▸ Request
Copy word for word the stretch of rows from the very start through the line containing "series-area bbox=[116, 427, 271, 449]", keeping both end lines.

▸ Provided data
+ + +
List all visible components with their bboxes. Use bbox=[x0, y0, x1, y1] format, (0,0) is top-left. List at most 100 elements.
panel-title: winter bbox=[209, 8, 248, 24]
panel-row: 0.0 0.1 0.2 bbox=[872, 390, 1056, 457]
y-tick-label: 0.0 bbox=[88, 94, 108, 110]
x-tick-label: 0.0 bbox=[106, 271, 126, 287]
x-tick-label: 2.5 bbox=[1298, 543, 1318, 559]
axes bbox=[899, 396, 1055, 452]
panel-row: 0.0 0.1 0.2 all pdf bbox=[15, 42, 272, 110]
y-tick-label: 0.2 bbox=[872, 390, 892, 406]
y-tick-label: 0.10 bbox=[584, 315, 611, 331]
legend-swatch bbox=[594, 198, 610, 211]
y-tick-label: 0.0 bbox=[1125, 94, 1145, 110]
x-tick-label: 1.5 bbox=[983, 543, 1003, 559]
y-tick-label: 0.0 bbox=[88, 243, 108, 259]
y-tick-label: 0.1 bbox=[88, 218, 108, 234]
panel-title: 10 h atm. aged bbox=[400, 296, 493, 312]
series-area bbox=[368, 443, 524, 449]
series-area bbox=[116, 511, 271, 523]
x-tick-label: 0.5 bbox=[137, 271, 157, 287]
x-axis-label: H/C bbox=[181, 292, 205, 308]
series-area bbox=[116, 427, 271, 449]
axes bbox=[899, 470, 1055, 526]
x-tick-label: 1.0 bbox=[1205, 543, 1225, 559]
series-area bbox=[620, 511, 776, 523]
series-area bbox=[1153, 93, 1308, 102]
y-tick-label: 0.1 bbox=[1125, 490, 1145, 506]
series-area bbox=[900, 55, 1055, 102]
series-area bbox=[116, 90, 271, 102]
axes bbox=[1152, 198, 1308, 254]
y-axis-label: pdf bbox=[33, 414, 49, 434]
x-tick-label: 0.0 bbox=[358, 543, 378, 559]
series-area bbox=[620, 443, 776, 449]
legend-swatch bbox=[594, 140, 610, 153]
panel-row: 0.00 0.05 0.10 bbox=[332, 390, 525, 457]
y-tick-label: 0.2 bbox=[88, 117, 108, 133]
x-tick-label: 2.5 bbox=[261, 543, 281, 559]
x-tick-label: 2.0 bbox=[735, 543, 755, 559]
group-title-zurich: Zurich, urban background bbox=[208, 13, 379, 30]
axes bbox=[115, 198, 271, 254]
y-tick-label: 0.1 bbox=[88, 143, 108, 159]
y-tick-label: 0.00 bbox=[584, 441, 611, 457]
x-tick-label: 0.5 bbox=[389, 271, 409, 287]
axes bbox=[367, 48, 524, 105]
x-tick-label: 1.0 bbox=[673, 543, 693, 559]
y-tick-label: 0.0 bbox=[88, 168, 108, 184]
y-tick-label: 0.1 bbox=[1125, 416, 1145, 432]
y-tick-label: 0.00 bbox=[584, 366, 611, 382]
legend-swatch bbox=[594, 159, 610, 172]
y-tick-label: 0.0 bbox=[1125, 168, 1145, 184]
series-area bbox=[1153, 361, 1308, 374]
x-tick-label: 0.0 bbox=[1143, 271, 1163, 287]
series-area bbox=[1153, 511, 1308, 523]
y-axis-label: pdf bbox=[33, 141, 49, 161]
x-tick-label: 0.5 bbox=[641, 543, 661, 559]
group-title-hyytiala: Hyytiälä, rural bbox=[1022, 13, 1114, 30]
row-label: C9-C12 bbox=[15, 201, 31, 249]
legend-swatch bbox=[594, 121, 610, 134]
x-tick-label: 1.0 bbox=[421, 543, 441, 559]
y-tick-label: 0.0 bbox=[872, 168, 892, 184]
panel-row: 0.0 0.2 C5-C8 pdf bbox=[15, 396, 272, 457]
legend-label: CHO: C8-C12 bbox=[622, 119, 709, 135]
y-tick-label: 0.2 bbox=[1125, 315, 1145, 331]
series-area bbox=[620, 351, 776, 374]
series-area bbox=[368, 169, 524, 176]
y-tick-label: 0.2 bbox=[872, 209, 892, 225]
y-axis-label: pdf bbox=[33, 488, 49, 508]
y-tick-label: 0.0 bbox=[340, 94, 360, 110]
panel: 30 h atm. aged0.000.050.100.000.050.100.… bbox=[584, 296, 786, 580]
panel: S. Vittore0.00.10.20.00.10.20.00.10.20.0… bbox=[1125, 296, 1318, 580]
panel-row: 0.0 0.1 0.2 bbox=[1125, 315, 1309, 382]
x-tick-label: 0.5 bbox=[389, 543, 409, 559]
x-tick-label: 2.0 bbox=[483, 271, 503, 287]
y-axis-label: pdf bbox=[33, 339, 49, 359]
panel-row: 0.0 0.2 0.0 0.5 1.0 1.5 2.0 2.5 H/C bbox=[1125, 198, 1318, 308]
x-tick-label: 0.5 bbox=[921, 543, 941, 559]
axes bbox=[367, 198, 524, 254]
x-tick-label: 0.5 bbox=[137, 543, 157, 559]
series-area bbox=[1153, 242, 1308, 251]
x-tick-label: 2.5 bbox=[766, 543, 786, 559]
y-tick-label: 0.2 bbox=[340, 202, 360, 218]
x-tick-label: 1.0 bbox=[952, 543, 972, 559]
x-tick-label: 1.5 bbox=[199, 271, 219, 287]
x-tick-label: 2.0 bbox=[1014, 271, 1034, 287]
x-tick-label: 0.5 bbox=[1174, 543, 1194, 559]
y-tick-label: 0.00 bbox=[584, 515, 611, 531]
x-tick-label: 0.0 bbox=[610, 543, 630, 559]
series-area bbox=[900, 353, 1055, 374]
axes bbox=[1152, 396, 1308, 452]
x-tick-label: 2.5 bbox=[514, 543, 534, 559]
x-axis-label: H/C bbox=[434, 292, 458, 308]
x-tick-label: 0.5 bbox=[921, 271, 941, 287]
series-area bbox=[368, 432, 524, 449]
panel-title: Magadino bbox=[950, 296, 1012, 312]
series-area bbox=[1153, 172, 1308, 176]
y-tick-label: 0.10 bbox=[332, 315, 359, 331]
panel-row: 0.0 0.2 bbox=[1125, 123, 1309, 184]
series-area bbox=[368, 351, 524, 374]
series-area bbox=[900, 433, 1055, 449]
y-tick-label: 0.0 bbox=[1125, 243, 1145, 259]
+ + +
▸ Full output
List all visible components with their bboxes. Use bbox=[x0, y0, x1, y1] format, (0,0) is top-left. List at most 100 elements.
panel-title: winter bbox=[209, 8, 248, 24]
panel-row: 0.0 0.1 0.2 bbox=[872, 390, 1056, 457]
y-tick-label: 0.0 bbox=[88, 94, 108, 110]
x-tick-label: 0.0 bbox=[106, 271, 126, 287]
x-tick-label: 2.5 bbox=[1298, 543, 1318, 559]
axes bbox=[899, 396, 1055, 452]
panel-row: 0.0 0.1 0.2 all pdf bbox=[15, 42, 272, 110]
y-tick-label: 0.2 bbox=[872, 390, 892, 406]
y-tick-label: 0.10 bbox=[584, 315, 611, 331]
legend-swatch bbox=[594, 198, 610, 211]
y-tick-label: 0.0 bbox=[1125, 94, 1145, 110]
x-tick-label: 1.5 bbox=[983, 543, 1003, 559]
y-tick-label: 0.0 bbox=[88, 243, 108, 259]
y-tick-label: 0.1 bbox=[88, 218, 108, 234]
panel-title: 10 h atm. aged bbox=[400, 296, 493, 312]
series-area bbox=[368, 443, 524, 449]
series-area bbox=[116, 511, 271, 523]
x-tick-label: 0.5 bbox=[137, 271, 157, 287]
x-axis-label: H/C bbox=[181, 292, 205, 308]
series-area bbox=[116, 427, 271, 449]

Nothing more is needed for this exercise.